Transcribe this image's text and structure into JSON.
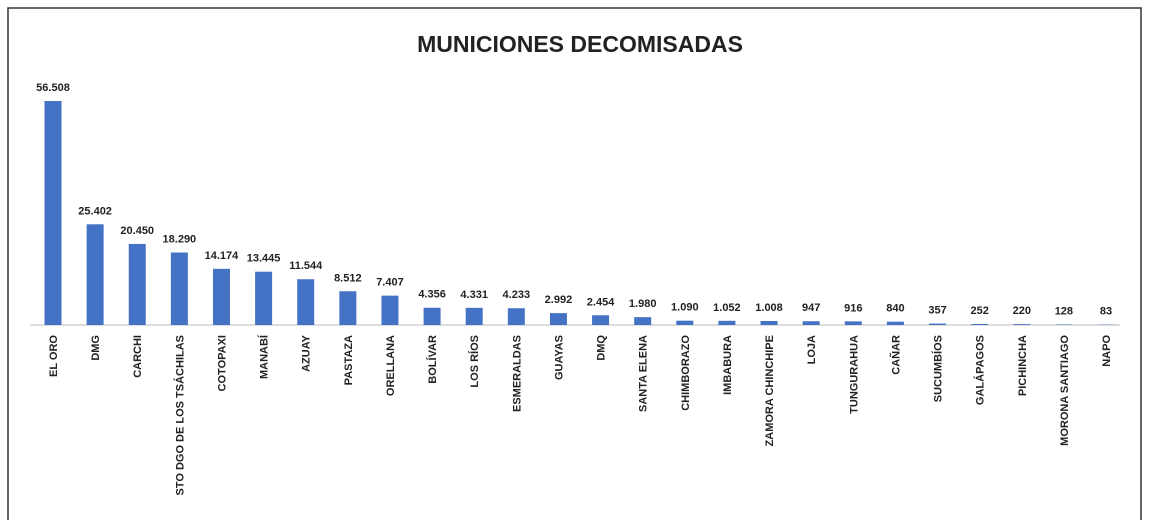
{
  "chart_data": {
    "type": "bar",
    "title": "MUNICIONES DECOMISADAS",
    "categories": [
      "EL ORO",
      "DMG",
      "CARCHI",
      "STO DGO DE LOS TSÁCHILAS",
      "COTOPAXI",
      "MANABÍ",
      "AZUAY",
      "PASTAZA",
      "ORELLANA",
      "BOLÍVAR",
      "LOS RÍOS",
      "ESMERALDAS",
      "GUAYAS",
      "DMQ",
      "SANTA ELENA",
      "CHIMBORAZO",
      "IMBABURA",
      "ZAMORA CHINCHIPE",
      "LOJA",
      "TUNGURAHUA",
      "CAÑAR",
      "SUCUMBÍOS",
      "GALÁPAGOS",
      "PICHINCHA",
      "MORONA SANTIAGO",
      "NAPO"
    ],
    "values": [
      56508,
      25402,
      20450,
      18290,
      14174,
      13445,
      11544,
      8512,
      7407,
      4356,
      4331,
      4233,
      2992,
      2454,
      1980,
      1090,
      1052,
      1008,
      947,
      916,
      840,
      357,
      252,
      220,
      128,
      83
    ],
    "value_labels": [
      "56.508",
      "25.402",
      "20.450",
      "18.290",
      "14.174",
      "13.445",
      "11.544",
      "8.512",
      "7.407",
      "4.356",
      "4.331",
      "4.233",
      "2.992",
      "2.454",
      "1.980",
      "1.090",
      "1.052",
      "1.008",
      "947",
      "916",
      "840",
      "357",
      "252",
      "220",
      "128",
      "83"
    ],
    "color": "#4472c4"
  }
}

────

**REQUEST**
Without the pictures, print the whole listing exactly as given.

**ANSWER FOR THIS EXERCISE**
Transcribe this image's text and structure into JSON.
{
  "chart_data": {
    "type": "bar",
    "title": "MUNICIONES DECOMISADAS",
    "categories": [
      "EL ORO",
      "DMG",
      "CARCHI",
      "STO DGO DE LOS TSÁCHILAS",
      "COTOPAXI",
      "MANABÍ",
      "AZUAY",
      "PASTAZA",
      "ORELLANA",
      "BOLÍVAR",
      "LOS RÍOS",
      "ESMERALDAS",
      "GUAYAS",
      "DMQ",
      "SANTA ELENA",
      "CHIMBORAZO",
      "IMBABURA",
      "ZAMORA CHINCHIPE",
      "LOJA",
      "TUNGURAHUA",
      "CAÑAR",
      "SUCUMBÍOS",
      "GALÁPAGOS",
      "PICHINCHA",
      "MORONA SANTIAGO",
      "NAPO"
    ],
    "values": [
      56508,
      25402,
      20450,
      18290,
      14174,
      13445,
      11544,
      8512,
      7407,
      4356,
      4331,
      4233,
      2992,
      2454,
      1980,
      1090,
      1052,
      1008,
      947,
      916,
      840,
      357,
      252,
      220,
      128,
      83
    ],
    "value_labels": [
      "56.508",
      "25.402",
      "20.450",
      "18.290",
      "14.174",
      "13.445",
      "11.544",
      "8.512",
      "7.407",
      "4.356",
      "4.331",
      "4.233",
      "2.992",
      "2.454",
      "1.980",
      "1.090",
      "1.052",
      "1.008",
      "947",
      "916",
      "840",
      "357",
      "252",
      "220",
      "128",
      "83"
    ],
    "color": "#4472c4"
  }
}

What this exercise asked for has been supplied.